### PROBLEM STATEMENT
Reproduce the full listing that appears beneath this instruction exactly.

Extracted records
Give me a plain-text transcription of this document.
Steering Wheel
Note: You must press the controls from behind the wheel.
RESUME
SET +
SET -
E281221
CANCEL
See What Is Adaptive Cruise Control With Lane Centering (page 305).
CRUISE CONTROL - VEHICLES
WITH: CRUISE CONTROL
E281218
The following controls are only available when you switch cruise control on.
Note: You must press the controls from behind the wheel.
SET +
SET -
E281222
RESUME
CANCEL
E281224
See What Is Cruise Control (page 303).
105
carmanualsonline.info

### ANSWER TO THIS EXERCISE
Give me a plain-text transcription of this document.
Steering Wheel
Note: You must press the controls from behind the wheel.
RESUME
SET +
SET -
E281221
CANCEL
See What Is Adaptive Cruise Control With Lane Centering (page 305).
CRUISE CONTROL - VEHICLES
WITH: CRUISE CONTROL
E281218
The following controls are only available when you switch cruise control on.
Note: You must press the controls from behind the wheel.
SET +
SET -
E281222
RESUME
CANCEL
E281224
See What Is Cruise Control (page 303).
105
carmanualsonline.info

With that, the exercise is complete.